▶ [Work to do]
Make an exact copy of the lines below.

# # #

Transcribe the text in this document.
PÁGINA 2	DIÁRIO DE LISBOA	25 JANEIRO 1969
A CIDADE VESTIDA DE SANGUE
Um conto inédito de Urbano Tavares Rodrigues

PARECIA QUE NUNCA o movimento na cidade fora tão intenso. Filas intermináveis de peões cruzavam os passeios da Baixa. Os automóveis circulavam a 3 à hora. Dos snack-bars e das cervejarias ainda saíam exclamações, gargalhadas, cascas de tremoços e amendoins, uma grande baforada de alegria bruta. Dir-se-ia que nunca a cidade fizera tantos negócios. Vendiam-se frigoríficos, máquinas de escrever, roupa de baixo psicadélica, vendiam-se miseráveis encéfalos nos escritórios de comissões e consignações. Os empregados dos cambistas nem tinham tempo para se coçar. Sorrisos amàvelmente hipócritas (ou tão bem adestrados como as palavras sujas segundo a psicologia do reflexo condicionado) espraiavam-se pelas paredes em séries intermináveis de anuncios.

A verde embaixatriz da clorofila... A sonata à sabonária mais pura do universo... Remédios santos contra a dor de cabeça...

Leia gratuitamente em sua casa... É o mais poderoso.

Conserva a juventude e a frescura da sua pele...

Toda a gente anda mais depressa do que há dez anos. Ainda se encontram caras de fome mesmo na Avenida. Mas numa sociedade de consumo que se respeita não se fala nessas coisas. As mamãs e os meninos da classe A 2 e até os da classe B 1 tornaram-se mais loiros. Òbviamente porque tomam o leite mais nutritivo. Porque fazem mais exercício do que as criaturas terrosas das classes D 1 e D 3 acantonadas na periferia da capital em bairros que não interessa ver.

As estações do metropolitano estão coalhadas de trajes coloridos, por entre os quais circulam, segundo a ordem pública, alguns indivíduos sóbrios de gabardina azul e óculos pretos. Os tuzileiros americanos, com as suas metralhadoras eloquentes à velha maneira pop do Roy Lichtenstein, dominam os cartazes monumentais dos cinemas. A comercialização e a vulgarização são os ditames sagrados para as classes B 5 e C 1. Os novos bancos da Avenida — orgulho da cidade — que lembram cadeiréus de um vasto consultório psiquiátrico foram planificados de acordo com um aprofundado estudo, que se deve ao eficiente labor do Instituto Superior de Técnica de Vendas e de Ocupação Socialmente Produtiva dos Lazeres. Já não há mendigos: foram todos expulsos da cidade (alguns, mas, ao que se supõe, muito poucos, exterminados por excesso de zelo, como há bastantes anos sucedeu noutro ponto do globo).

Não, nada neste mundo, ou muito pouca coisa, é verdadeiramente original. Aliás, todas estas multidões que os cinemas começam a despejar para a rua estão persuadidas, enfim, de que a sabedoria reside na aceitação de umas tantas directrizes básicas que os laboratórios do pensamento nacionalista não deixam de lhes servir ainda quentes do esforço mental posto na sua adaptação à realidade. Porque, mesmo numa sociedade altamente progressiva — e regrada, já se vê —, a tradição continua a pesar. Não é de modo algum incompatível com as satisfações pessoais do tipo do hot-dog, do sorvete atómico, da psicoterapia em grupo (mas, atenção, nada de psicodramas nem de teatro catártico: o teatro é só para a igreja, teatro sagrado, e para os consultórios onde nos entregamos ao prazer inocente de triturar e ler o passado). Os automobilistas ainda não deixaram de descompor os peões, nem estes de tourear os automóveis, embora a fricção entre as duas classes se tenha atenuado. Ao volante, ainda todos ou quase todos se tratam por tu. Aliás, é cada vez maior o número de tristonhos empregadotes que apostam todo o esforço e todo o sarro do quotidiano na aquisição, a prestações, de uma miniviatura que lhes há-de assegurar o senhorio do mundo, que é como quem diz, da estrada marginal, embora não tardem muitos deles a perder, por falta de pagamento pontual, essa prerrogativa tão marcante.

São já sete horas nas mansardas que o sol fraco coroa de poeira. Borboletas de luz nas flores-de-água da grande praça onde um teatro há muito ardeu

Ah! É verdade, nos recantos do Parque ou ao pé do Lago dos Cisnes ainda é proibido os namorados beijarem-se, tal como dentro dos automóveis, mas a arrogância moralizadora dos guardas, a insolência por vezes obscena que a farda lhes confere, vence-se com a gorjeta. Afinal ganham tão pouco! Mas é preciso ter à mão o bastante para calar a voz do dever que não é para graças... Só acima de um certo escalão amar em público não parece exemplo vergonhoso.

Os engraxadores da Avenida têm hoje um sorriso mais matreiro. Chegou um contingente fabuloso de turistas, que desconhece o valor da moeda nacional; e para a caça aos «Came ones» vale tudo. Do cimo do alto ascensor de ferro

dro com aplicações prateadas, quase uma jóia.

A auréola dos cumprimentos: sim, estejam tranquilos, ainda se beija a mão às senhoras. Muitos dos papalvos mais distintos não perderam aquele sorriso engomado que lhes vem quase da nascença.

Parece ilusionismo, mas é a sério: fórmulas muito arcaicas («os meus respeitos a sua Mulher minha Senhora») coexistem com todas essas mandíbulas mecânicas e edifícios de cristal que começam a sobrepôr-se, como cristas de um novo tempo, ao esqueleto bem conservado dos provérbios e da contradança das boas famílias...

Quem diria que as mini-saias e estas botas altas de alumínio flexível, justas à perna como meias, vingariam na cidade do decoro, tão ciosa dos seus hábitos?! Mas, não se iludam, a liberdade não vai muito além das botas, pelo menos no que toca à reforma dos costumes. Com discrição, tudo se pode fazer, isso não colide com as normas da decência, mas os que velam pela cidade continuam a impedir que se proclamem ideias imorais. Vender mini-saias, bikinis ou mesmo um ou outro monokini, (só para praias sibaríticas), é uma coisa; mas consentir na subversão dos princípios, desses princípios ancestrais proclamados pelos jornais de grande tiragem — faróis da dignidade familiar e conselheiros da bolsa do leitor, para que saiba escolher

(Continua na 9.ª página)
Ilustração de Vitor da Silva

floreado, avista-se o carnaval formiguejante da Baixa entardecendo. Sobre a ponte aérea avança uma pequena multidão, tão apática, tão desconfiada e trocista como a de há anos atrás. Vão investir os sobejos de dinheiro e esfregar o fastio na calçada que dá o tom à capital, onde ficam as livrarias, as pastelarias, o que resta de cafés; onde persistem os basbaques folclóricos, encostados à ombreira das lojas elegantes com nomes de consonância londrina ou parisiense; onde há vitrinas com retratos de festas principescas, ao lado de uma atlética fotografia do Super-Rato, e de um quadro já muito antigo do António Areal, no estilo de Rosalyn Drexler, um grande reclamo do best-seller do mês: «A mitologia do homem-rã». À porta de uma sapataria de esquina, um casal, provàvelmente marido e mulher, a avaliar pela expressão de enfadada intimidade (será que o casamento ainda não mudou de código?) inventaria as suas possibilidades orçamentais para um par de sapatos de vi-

# # #

▶ [Result for this exercise]
Transcribe the text in this document.
PÁGINA 2	DIÁRIO DE LISBOA	25 JANEIRO 1969
A CIDADE VESTIDA DE SANGUE
Um conto inédito de Urbano Tavares Rodrigues

PARECIA QUE NUNCA o movimento na cidade fora tão intenso. Filas intermináveis de peões cruzavam os passeios da Baixa. Os automóveis circulavam a 3 à hora. Dos snack-bars e das cervejarias ainda saíam exclamações, gargalhadas, cascas de tremoços e amendoins, uma grande baforada de alegria bruta. Dir-se-ia que nunca a cidade fizera tantos negócios. Vendiam-se frigoríficos, máquinas de escrever, roupa de baixo psicadélica, vendiam-se miseráveis encéfalos nos escritórios de comissões e consignações. Os empregados dos cambistas nem tinham tempo para se coçar. Sorrisos amàvelmente hipócritas (ou tão bem adestrados como as palavras sujas segundo a psicologia do reflexo condicionado) espraiavam-se pelas paredes em séries intermináveis de anuncios.

A verde embaixatriz da clorofila... A sonata à sabonária mais pura do universo... Remédios santos contra a dor de cabeça...

Leia gratuitamente em sua casa... É o mais poderoso.

Conserva a juventude e a frescura da sua pele...

Toda a gente anda mais depressa do que há dez anos. Ainda se encontram caras de fome mesmo na Avenida. Mas numa sociedade de consumo que se respeita não se fala nessas coisas. As mamãs e os meninos da classe A 2 e até os da classe B 1 tornaram-se mais loiros. Òbviamente porque tomam o leite mais nutritivo. Porque fazem mais exercício do que as criaturas terrosas das classes D 1 e D 3 acantonadas na periferia da capital em bairros que não interessa ver.

As estações do metropolitano estão coalhadas de trajes coloridos, por entre os quais circulam, segundo a ordem pública, alguns indivíduos sóbrios de gabardina azul e óculos pretos. Os tuzileiros americanos, com as suas metralhadoras eloquentes à velha maneira pop do Roy Lichtenstein, dominam os cartazes monumentais dos cinemas. A comercialização e a vulgarização são os ditames sagrados para as classes B 5 e C 1. Os novos bancos da Avenida — orgulho da cidade — que lembram cadeiréus de um vasto consultório psiquiátrico foram planificados de acordo com um aprofundado estudo, que se deve ao eficiente labor do Instituto Superior de Técnica de Vendas e de Ocupação Socialmente Produtiva dos Lazeres. Já não há mendigos: foram todos expulsos da cidade (alguns, mas, ao que se supõe, muito poucos, exterminados por excesso de zelo, como há bastantes anos sucedeu noutro ponto do globo).

Não, nada neste mundo, ou muito pouca coisa, é verdadeiramente original. Aliás, todas estas multidões que os cinemas começam a despejar para a rua estão persuadidas, enfim, de que a sabedoria reside na aceitação de umas tantas directrizes básicas que os laboratórios do pensamento nacionalista não deixam de lhes servir ainda quentes do esforço mental posto na sua adaptação à realidade. Porque, mesmo numa sociedade altamente progressiva — e regrada, já se vê —, a tradição continua a pesar. Não é de modo algum incompatível com as satisfações pessoais do tipo do hot-dog, do sorvete atómico, da psicoterapia em grupo (mas, atenção, nada de psicodramas nem de teatro catártico: o teatro é só para a igreja, teatro sagrado, e para os consultórios onde nos entregamos ao prazer inocente de triturar e ler o passado). Os automobilistas ainda não deixaram de descompor os peões, nem estes de tourear os automóveis, embora a fricção entre as duas classes se tenha atenuado. Ao volante, ainda todos ou quase todos se tratam por tu. Aliás, é cada vez maior o número de tristonhos empregadotes que apostam todo o esforço e todo o sarro do quotidiano na aquisição, a prestações, de uma miniviatura que lhes há-de assegurar o senhorio do mundo, que é como quem diz, da estrada marginal, embora não tardem muitos deles a perder, por falta de pagamento pontual, essa prerrogativa tão marcante.

São já sete horas nas mansardas que o sol fraco coroa de poeira. Borboletas de luz nas flores-de-água da grande praça onde um teatro há muito ardeu

Ah! É verdade, nos recantos do Parque ou ao pé do Lago dos Cisnes ainda é proibido os namorados beijarem-se, tal como dentro dos automóveis, mas a arrogância moralizadora dos guardas, a insolência por vezes obscena que a farda lhes confere, vence-se com a gorjeta. Afinal ganham tão pouco! Mas é preciso ter à mão o bastante para calar a voz do dever que não é para graças... Só acima de um certo escalão amar em público não parece exemplo vergonhoso.

Os engraxadores da Avenida têm hoje um sorriso mais matreiro. Chegou um contingente fabuloso de turistas, que desconhece o valor da moeda nacional; e para a caça aos «Came ones» vale tudo. Do cimo do alto ascensor de ferro

dro com aplicações prateadas, quase uma jóia.

A auréola dos cumprimentos: sim, estejam tranquilos, ainda se beija a mão às senhoras. Muitos dos papalvos mais distintos não perderam aquele sorriso engomado que lhes vem quase da nascença.

Parece ilusionismo, mas é a sério: fórmulas muito arcaicas («os meus respeitos a sua Mulher minha Senhora») coexistem com todas essas mandíbulas mecânicas e edifícios de cristal que começam a sobrepôr-se, como cristas de um novo tempo, ao esqueleto bem conservado dos provérbios e da contradança das boas famílias...

Quem diria que as mini-saias e estas botas altas de alumínio flexível, justas à perna como meias, vingariam na cidade do decoro, tão ciosa dos seus hábitos?! Mas, não se iludam, a liberdade não vai muito além das botas, pelo menos no que toca à reforma dos costumes. Com discrição, tudo se pode fazer, isso não colide com as normas da decência, mas os que velam pela cidade continuam a impedir que se proclamem ideias imorais. Vender mini-saias, bikinis ou mesmo um ou outro monokini, (só para praias sibaríticas), é uma coisa; mas consentir na subversão dos princípios, desses princípios ancestrais proclamados pelos jornais de grande tiragem — faróis da dignidade familiar e conselheiros da bolsa do leitor, para que saiba escolher

(Continua na 9.ª página)
Ilustração de Vitor da Silva

floreado, avista-se o carnaval formiguejante da Baixa entardecendo. Sobre a ponte aérea avança uma pequena multidão, tão apática, tão desconfiada e trocista como a de há anos atrás. Vão investir os sobejos de dinheiro e esfregar o fastio na calçada que dá o tom à capital, onde ficam as livrarias, as pastelarias, o que resta de cafés; onde persistem os basbaques folclóricos, encostados à ombreira das lojas elegantes com nomes de consonância londrina ou parisiense; onde há vitrinas com retratos de festas principescas, ao lado de uma atlética fotografia do Super-Rato, e de um quadro já muito antigo do António Areal, no estilo de Rosalyn Drexler, um grande reclamo do best-seller do mês: «A mitologia do homem-rã». À porta de uma sapataria de esquina, um casal, provàvelmente marido e mulher, a avaliar pela expressão de enfadada intimidade (será que o casamento ainda não mudou de código?) inventaria as suas possibilidades orçamentais para um par de sapatos de vi-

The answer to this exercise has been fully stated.